[BEGIN Records to use]
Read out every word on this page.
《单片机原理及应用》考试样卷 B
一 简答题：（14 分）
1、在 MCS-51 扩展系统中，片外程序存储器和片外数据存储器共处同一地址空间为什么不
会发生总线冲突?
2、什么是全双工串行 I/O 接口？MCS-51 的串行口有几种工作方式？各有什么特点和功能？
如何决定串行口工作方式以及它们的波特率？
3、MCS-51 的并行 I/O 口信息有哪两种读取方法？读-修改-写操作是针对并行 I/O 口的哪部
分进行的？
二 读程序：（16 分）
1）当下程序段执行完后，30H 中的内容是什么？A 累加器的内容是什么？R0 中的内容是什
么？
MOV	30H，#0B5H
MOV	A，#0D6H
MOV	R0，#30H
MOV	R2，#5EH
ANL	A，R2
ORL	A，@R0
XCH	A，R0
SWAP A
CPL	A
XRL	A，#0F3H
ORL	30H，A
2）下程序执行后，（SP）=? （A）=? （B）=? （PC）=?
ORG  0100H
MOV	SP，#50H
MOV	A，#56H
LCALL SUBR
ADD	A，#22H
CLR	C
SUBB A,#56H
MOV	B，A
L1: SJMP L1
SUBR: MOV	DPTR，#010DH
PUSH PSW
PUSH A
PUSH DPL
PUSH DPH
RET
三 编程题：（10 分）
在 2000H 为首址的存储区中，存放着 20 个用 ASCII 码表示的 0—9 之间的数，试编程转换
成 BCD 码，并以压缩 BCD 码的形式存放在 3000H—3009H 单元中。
[END Records to use]
### Task instructions:
Write the listing out again, exactly as it reads.

### Written response:
Read out every word on this page.
《单片机原理及应用》考试样卷 B
一 简答题：（14 分）
1、在 MCS-51 扩展系统中，片外程序存储器和片外数据存储器共处同一地址空间为什么不
会发生总线冲突?
2、什么是全双工串行 I/O 接口？MCS-51 的串行口有几种工作方式？各有什么特点和功能？
如何决定串行口工作方式以及它们的波特率？
3、MCS-51 的并行 I/O 口信息有哪两种读取方法？读-修改-写操作是针对并行 I/O 口的哪部
分进行的？
二 读程序：（16 分）
1）当下程序段执行完后，30H 中的内容是什么？A 累加器的内容是什么？R0 中的内容是什
么？
MOV	30H，#0B5H
MOV	A，#0D6H
MOV	R0，#30H
MOV	R2，#5EH
ANL	A，R2
ORL	A，@R0
XCH	A，R0
SWAP A
CPL	A
XRL	A，#0F3H
ORL	30H，A
2）下程序执行后，（SP）=? （A）=? （B）=? （PC）=?
ORG  0100H
MOV	SP，#50H
MOV	A，#56H
LCALL SUBR
ADD	A，#22H
CLR	C
SUBB A,#56H
MOV	B，A
L1: SJMP L1
SUBR: MOV	DPTR，#010DH
PUSH PSW
PUSH A
PUSH DPL
PUSH DPH
RET
三 编程题：（10 分）
在 2000H 为首址的存储区中，存放着 20 个用 ASCII 码表示的 0—9 之间的数，试编程转换
成 BCD 码，并以压缩 BCD 码的形式存放在 3000H—3009H 单元中。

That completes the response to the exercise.